All the data should be repeated exactly. Any image in it is left out.

(Stored records)
* begin *

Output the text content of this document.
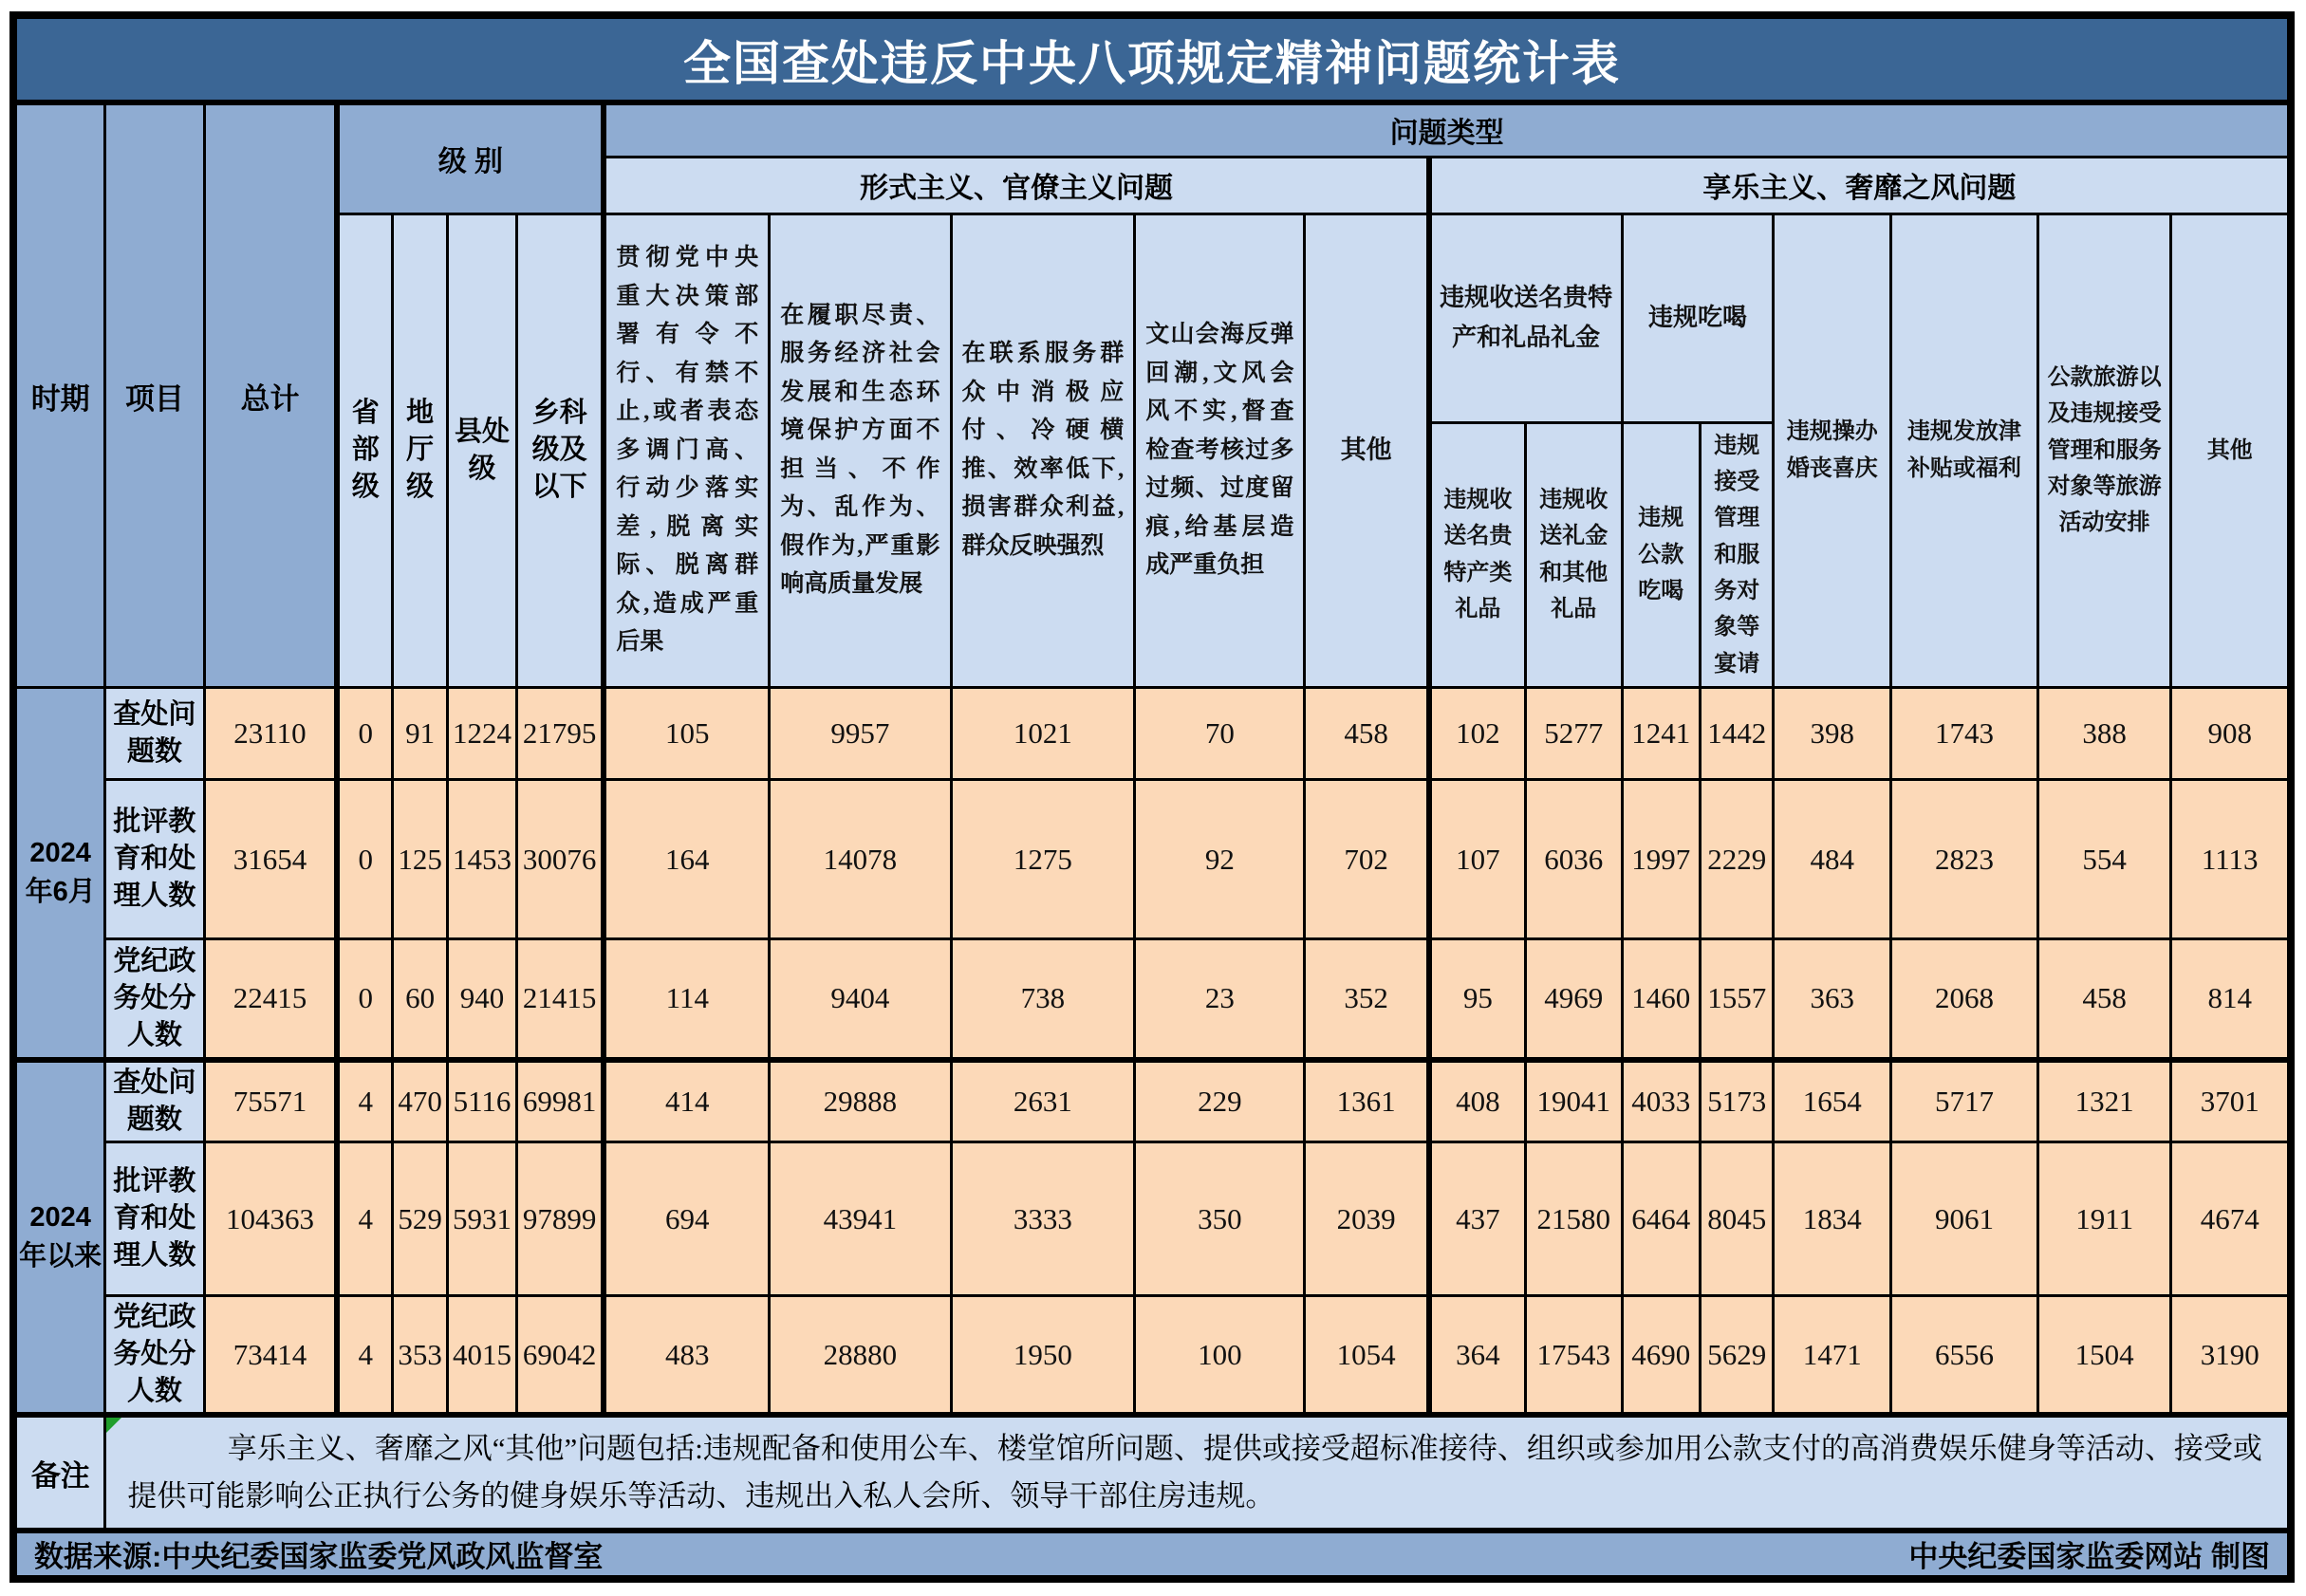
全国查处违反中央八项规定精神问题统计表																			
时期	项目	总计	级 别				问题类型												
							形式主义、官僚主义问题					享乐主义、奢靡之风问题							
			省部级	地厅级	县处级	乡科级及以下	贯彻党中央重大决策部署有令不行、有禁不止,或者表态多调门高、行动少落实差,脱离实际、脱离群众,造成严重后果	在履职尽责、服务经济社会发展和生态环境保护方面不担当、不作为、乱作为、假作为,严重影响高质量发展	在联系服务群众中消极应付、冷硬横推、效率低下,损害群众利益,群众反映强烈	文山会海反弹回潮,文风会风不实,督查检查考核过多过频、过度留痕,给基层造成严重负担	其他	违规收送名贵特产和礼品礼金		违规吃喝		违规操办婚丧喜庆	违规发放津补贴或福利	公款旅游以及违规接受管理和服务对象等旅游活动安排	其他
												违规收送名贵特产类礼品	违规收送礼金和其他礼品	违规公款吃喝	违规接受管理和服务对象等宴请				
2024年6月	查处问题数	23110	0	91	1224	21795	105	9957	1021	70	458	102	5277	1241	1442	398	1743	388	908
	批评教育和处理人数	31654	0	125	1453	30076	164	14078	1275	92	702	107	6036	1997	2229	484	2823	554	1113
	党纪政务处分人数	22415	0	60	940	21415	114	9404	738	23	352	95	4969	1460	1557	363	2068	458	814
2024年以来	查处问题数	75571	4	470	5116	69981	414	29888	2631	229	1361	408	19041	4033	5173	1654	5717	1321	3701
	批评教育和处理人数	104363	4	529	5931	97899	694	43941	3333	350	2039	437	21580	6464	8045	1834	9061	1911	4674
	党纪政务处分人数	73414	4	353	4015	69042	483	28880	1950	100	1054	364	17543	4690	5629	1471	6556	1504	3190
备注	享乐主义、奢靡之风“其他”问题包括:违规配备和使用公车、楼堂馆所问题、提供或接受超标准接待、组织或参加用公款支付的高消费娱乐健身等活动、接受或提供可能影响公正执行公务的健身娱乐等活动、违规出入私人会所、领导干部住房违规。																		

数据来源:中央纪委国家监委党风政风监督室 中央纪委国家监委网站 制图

* end *

## Response to the task
Output the text content of this document.
全国查处违反中央八项规定精神问题统计表																			
时期	项目	总计	级 别				问题类型												
							形式主义、官僚主义问题					享乐主义、奢靡之风问题							
			省部级	地厅级	县处级	乡科级及以下	贯彻党中央重大决策部署有令不行、有禁不止,或者表态多调门高、行动少落实差,脱离实际、脱离群众,造成严重后果	在履职尽责、服务经济社会发展和生态环境保护方面不担当、不作为、乱作为、假作为,严重影响高质量发展	在联系服务群众中消极应付、冷硬横推、效率低下,损害群众利益,群众反映强烈	文山会海反弹回潮,文风会风不实,督查检查考核过多过频、过度留痕,给基层造成严重负担	其他	违规收送名贵特产和礼品礼金		违规吃喝		违规操办婚丧喜庆	违规发放津补贴或福利	公款旅游以及违规接受管理和服务对象等旅游活动安排	其他
												违规收送名贵特产类礼品	违规收送礼金和其他礼品	违规公款吃喝	违规接受管理和服务对象等宴请				
2024年6月	查处问题数	23110	0	91	1224	21795	105	9957	1021	70	458	102	5277	1241	1442	398	1743	388	908
	批评教育和处理人数	31654	0	125	1453	30076	164	14078	1275	92	702	107	6036	1997	2229	484	2823	554	1113
	党纪政务处分人数	22415	0	60	940	21415	114	9404	738	23	352	95	4969	1460	1557	363	2068	458	814
2024年以来	查处问题数	75571	4	470	5116	69981	414	29888	2631	229	1361	408	19041	4033	5173	1654	5717	1321	3701
	批评教育和处理人数	104363	4	529	5931	97899	694	43941	3333	350	2039	437	21580	6464	8045	1834	9061	1911	4674
	党纪政务处分人数	73414	4	353	4015	69042	483	28880	1950	100	1054	364	17543	4690	5629	1471	6556	1504	3190
备注	享乐主义、奢靡之风“其他”问题包括:违规配备和使用公车、楼堂馆所问题、提供或接受超标准接待、组织或参加用公款支付的高消费娱乐健身等活动、接受或提供可能影响公正执行公务的健身娱乐等活动、违规出入私人会所、领导干部住房违规。																		

数据来源:中央纪委国家监委党风政风监督室 中央纪委国家监委网站 制图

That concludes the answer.